:: OBJECTIVE ::
Report how many lines contain the word "profesional", with no other text.
[start of SUPPLIED RECORDS]
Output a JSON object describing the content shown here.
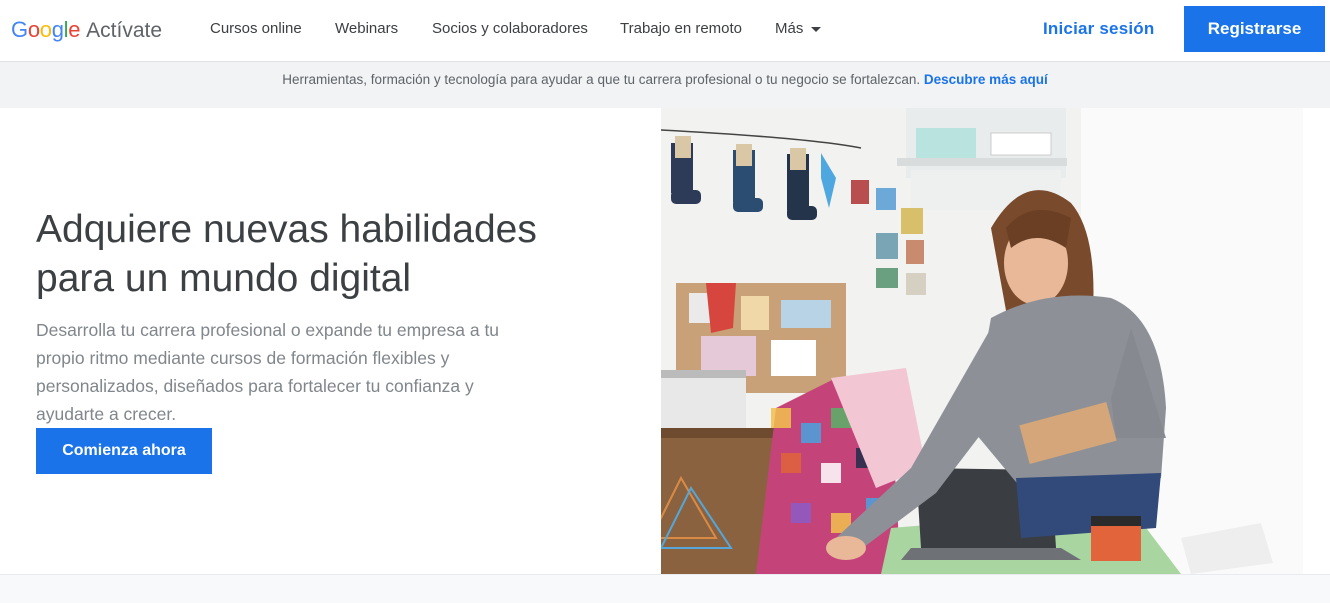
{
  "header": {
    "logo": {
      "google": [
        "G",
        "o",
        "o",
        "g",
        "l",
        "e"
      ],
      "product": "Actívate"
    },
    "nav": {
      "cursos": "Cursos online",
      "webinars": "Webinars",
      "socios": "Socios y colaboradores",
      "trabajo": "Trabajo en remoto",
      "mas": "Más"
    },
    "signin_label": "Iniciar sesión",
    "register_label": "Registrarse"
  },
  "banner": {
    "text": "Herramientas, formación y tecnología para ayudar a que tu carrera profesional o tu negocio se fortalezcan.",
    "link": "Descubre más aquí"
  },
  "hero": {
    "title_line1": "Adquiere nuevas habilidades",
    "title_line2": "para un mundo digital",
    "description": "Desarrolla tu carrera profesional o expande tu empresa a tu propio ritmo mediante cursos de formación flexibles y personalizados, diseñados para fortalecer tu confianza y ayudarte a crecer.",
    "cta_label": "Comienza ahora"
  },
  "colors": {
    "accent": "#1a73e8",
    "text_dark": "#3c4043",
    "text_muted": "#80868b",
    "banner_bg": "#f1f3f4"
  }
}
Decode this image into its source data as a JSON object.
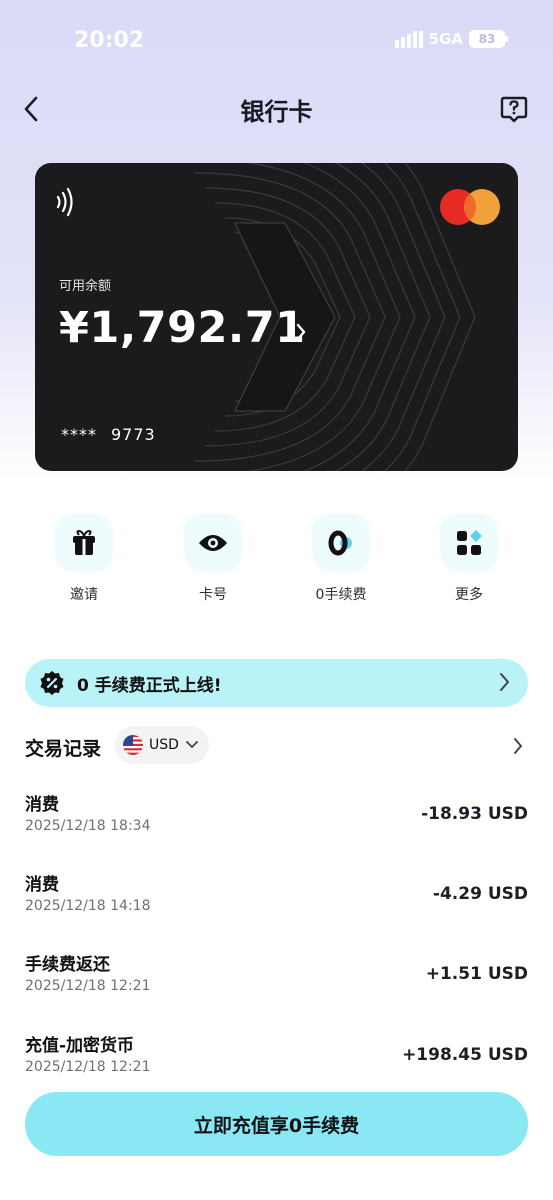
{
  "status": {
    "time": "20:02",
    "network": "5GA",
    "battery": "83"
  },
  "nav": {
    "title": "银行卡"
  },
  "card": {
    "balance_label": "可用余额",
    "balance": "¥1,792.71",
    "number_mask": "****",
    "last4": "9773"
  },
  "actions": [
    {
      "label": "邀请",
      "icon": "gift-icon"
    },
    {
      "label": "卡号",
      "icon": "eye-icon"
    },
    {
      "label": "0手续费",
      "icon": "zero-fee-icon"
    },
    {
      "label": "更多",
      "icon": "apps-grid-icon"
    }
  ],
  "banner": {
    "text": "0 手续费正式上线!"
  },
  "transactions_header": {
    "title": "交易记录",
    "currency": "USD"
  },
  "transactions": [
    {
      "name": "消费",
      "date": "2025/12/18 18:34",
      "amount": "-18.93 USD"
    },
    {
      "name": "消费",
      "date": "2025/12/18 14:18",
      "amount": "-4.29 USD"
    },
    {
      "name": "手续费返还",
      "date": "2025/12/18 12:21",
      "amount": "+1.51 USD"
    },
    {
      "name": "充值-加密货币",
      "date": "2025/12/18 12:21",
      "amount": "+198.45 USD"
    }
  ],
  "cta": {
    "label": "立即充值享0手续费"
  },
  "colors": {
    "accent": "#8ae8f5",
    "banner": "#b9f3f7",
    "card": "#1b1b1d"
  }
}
[end of SUPPLIED RECORDS]
:: EXERCISE OUTPUT ::
2